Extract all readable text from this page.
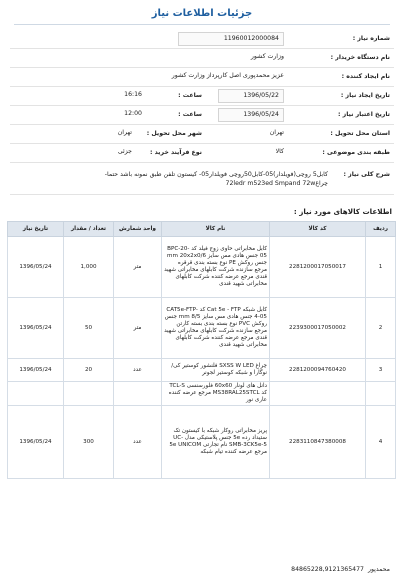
جزئیات اطلاعات نیاز
شماره نیاز :
11960012000084
نام دستگاه خریدار :
وزارت کشور
نام ایجاد کننده :
عزیز محمدپوری اصل کارپرداز وزارت کشور
تاریخ ایجاد نیاز :
1396/05/22
ساعت :
16:16
تاریخ اعتبار نیاز :
1396/05/24
ساعت :
12:00
استان محل تحویل :
تهران
شهر محل تحویل :
تهران
طبقه بندی موضوعی :
کالا
نوع فرآیند خرید :
جزئی
شرح کلی نیاز :
کابل5 روچی(فویلدار)05-کابل50روچی فویلدار05- کیستون تلفن طبق نمونه باشد حتما-
چراغ72ledr m523ed Smpand 72w
اطلاعات کالاهای مورد نیاز :
ردیف	کد کالا	نام کالا	واحد شمارش	تعداد / مقدار	تاریخ نیاز
1	2281200017050017	کابل مخابراتی حاوی زوج فیلد کد BPC-20-05 جنس هادی مس سایز mm 20x2x0/6 جنس روکش PE نوع بسته بندی قرقره مرجع سازنده شرکت کابلهای مخابراتی شهید قندی مرجع عرضه کننده شرکت کابلهای مخابراتی شهید قندی	متر	1,000	1396/05/24
2	2239300017050002	کابل شبکه Cat 5e - FTP کد CAT5e-FTP-4-05 جنس هادی مس سایز mm 8/5 جنس روکش PVC نوع بسته بندی بسته کارتن مرجع سازنده شرکت کابلهای مخابراتی شهید قندی مرجع عرضه کننده شرکت کابلهای مخابراتی شهید قندی	متر	50	1396/05/24
3	2281200094760420	چراغ SXSS W LED فلنشور کوستیر کی/نوگارا و شبکه کوستیر لجونر	عدد	20	1396/05/24
		دانل های لونار 60x60 فلورسنسی TCL-S کد MS38RAL25STCL مرجع عرضه کننده عاری نور			
4	2283110847380008	پریز مخابراتی روکار شبکه با کیستون تک ستیداد رده 5e جنس پلاستیکی مدل UC-SMB-3CK5e-5 نام تجارتی 5e UNICOM مرجع عرضه کننده تیام شبکه	عدد	300	1396/05/24
84865228,9121365477 محمدپور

• • • •

### Given request
Each record above must be returned exactly as written, with its pictures omitted.

### Full output
Extract all readable text from this page.
جزئیات اطلاعات نیاز
شماره نیاز :
11960012000084
نام دستگاه خریدار :
وزارت کشور
نام ایجاد کننده :
عزیز محمدپوری اصل کارپرداز وزارت کشور
تاریخ ایجاد نیاز :
1396/05/22
ساعت :
16:16
تاریخ اعتبار نیاز :
1396/05/24
ساعت :
12:00
استان محل تحویل :
تهران
شهر محل تحویل :
تهران
طبقه بندی موضوعی :
کالا
نوع فرآیند خرید :
جزئی
شرح کلی نیاز :
کابل5 روچی(فویلدار)05-کابل50روچی فویلدار05- کیستون تلفن طبق نمونه باشد حتما-
چراغ72ledr m523ed Smpand 72w
اطلاعات کالاهای مورد نیاز :
ردیف	کد کالا	نام کالا	واحد شمارش	تعداد / مقدار	تاریخ نیاز
1	2281200017050017	کابل مخابراتی حاوی زوج فیلد کد BPC-20-05 جنس هادی مس سایز mm 20x2x0/6 جنس روکش PE نوع بسته بندی قرقره مرجع سازنده شرکت کابلهای مخابراتی شهید قندی مرجع عرضه کننده شرکت کابلهای مخابراتی شهید قندی	متر	1,000	1396/05/24
2	2239300017050002	کابل شبکه Cat 5e - FTP کد CAT5e-FTP-4-05 جنس هادی مس سایز mm 8/5 جنس روکش PVC نوع بسته بندی بسته کارتن مرجع سازنده شرکت کابلهای مخابراتی شهید قندی مرجع عرضه کننده شرکت کابلهای مخابراتی شهید قندی	متر	50	1396/05/24
3	2281200094760420	چراغ SXSS W LED فلنشور کوستیر کی/نوگارا و شبکه کوستیر لجونر	عدد	20	1396/05/24
		دانل های لونار 60x60 فلورسنسی TCL-S کد MS38RAL25STCL مرجع عرضه کننده عاری نور			
4	2283110847380008	پریز مخابراتی روکار شبکه با کیستون تک ستیداد رده 5e جنس پلاستیکی مدل UC-SMB-3CK5e-5 نام تجارتی 5e UNICOM مرجع عرضه کننده تیام شبکه	عدد	300	1396/05/24
84865228,9121365477 محمدپور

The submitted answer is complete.